Exercise brief:
Tally the lines of the listing that contain the word "WEIGHT", then give the total and nothing else.

Supplied entries:
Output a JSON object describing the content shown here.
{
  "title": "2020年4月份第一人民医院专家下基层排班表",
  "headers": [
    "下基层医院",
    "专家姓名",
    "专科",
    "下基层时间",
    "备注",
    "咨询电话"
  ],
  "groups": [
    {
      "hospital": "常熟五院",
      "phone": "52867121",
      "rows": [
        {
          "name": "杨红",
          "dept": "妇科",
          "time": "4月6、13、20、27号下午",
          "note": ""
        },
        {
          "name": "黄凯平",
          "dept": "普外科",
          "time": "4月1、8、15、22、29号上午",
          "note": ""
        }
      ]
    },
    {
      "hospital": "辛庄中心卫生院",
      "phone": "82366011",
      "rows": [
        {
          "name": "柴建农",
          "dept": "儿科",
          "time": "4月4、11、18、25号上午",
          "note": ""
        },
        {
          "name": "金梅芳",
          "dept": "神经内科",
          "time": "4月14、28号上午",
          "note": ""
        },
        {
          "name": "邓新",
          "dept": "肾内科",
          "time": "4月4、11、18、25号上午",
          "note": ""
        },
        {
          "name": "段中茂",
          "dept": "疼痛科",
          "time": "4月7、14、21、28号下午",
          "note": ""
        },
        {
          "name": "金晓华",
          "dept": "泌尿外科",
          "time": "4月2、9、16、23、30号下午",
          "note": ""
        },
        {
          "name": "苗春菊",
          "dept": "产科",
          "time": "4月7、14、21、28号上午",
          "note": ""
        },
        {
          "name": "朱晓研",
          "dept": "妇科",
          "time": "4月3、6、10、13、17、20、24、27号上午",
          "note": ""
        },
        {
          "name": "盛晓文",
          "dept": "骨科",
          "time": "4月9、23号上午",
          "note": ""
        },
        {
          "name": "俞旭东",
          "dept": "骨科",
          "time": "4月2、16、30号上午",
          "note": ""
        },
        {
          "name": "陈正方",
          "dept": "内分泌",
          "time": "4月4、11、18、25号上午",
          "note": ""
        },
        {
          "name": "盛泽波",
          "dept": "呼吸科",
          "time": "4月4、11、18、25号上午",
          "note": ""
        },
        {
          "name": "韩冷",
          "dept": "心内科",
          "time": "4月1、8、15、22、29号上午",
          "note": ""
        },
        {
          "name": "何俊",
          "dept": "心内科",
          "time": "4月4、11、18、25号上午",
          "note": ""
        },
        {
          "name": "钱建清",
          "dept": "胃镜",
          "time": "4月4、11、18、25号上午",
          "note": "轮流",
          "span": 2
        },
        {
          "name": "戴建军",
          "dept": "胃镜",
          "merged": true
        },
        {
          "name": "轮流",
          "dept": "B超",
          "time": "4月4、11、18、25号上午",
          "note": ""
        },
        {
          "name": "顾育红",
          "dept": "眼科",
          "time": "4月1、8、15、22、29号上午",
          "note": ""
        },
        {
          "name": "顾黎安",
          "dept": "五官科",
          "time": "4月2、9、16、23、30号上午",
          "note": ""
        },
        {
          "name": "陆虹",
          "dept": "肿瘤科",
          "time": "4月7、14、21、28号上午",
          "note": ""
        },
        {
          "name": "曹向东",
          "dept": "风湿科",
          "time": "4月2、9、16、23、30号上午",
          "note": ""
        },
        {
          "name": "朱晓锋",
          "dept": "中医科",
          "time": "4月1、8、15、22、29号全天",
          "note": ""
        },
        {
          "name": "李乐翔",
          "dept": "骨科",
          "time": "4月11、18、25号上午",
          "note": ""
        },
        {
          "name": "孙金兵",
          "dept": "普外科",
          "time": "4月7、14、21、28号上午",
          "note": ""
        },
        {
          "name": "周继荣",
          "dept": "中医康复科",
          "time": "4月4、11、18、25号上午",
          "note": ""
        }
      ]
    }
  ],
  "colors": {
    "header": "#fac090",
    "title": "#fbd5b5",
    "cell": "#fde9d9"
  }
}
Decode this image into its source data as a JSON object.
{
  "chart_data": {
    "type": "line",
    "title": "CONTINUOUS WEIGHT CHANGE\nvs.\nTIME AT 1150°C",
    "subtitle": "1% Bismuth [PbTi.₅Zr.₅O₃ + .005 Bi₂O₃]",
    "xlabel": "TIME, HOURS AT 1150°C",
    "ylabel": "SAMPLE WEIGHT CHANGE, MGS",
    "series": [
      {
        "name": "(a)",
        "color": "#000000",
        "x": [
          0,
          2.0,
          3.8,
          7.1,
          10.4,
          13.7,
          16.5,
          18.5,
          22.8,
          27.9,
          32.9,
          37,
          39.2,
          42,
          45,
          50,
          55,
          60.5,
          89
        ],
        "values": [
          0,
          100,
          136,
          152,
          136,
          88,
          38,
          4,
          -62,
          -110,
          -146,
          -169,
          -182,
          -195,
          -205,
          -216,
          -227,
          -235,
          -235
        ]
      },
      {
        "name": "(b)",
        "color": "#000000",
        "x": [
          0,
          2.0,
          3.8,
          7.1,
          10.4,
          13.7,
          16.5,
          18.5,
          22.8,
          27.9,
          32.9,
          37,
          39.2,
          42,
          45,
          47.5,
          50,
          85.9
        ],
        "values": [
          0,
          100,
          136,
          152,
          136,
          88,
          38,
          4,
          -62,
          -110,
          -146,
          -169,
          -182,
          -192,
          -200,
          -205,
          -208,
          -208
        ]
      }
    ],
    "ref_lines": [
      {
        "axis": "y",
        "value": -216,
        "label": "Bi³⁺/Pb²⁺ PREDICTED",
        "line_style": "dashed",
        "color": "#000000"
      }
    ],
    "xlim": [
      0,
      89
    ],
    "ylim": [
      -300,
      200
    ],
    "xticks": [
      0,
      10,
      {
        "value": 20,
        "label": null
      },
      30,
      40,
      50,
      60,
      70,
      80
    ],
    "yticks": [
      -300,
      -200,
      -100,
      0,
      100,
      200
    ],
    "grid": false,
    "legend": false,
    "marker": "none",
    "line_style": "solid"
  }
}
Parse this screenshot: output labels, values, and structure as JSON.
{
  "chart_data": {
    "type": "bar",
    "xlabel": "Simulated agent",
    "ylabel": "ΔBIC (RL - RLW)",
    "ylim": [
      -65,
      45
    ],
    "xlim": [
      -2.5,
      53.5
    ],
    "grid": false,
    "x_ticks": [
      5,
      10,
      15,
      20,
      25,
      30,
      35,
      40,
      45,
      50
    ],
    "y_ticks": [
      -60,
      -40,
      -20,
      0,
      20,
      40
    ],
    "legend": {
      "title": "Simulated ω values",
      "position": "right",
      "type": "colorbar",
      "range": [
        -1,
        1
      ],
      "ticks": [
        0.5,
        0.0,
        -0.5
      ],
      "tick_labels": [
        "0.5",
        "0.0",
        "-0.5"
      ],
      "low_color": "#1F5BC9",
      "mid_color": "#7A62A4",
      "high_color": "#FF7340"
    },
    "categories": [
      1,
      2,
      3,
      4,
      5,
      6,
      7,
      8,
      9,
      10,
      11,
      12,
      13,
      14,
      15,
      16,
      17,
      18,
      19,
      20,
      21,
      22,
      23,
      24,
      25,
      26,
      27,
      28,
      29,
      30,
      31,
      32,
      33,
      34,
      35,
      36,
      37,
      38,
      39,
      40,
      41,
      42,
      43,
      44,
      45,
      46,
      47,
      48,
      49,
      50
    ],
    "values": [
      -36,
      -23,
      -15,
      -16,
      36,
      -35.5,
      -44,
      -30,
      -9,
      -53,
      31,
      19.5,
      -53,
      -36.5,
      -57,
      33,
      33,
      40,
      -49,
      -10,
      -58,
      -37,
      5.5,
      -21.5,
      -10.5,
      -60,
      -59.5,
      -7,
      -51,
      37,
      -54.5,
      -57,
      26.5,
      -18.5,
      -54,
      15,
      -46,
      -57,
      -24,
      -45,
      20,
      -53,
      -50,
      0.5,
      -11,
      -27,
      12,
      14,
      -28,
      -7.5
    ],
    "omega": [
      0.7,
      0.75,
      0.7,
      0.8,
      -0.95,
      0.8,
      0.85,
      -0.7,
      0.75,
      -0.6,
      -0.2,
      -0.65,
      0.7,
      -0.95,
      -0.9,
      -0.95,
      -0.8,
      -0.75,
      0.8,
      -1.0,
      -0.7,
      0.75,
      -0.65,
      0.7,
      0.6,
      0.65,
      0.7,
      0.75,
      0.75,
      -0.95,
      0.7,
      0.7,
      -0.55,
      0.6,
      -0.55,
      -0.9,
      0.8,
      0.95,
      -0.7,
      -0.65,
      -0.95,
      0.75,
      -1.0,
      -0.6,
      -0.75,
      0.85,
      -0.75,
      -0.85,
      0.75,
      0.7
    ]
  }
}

Exercise solution:
2